◆ Problem to solve ◆
Write out all records as given; omit images.

◆ Records provided ◆
** Begin **
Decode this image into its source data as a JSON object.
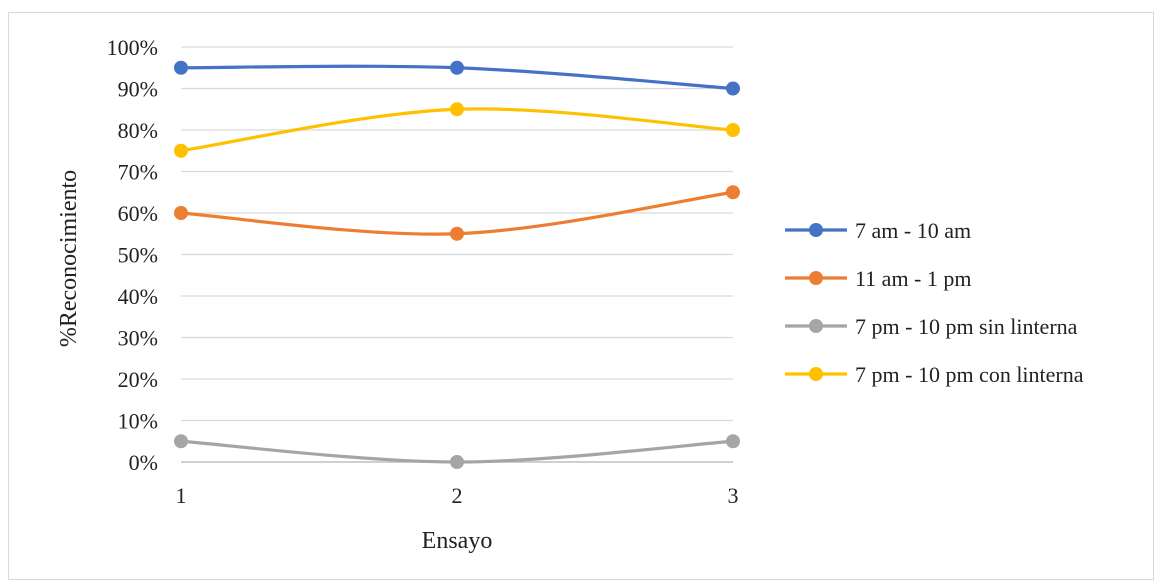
{
  "chart_data": {
    "type": "line",
    "smooth": true,
    "title": "",
    "xlabel": "Ensayo",
    "ylabel": "%Reconocimiento",
    "categories": [
      "1",
      "2",
      "3"
    ],
    "ylim": [
      0,
      100
    ],
    "yticks": [
      "0%",
      "10%",
      "20%",
      "30%",
      "40%",
      "50%",
      "60%",
      "70%",
      "80%",
      "90%",
      "100%"
    ],
    "grid": true,
    "legend_position": "right",
    "series": [
      {
        "name": "7 am - 10 am",
        "color": "#4472C4",
        "values": [
          95,
          95,
          90
        ]
      },
      {
        "name": "11 am - 1 pm",
        "color": "#ED7D31",
        "values": [
          60,
          55,
          65
        ]
      },
      {
        "name": "7 pm - 10 pm sin linterna",
        "color": "#A5A5A5",
        "values": [
          5,
          0,
          5
        ]
      },
      {
        "name": "7 pm - 10 pm con linterna",
        "color": "#FFC000",
        "values": [
          75,
          85,
          80
        ]
      }
    ]
  }
}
** End **
◆ Result of the task ◆
Decode this image into its source data as a JSON object.
{
  "chart_data": {
    "type": "line",
    "smooth": true,
    "title": "",
    "xlabel": "Ensayo",
    "ylabel": "%Reconocimiento",
    "categories": [
      "1",
      "2",
      "3"
    ],
    "ylim": [
      0,
      100
    ],
    "yticks": [
      "0%",
      "10%",
      "20%",
      "30%",
      "40%",
      "50%",
      "60%",
      "70%",
      "80%",
      "90%",
      "100%"
    ],
    "grid": true,
    "legend_position": "right",
    "series": [
      {
        "name": "7 am - 10 am",
        "color": "#4472C4",
        "values": [
          95,
          95,
          90
        ]
      },
      {
        "name": "11 am - 1 pm",
        "color": "#ED7D31",
        "values": [
          60,
          55,
          65
        ]
      },
      {
        "name": "7 pm - 10 pm sin linterna",
        "color": "#A5A5A5",
        "values": [
          5,
          0,
          5
        ]
      },
      {
        "name": "7 pm - 10 pm con linterna",
        "color": "#FFC000",
        "values": [
          75,
          85,
          80
        ]
      }
    ]
  }
}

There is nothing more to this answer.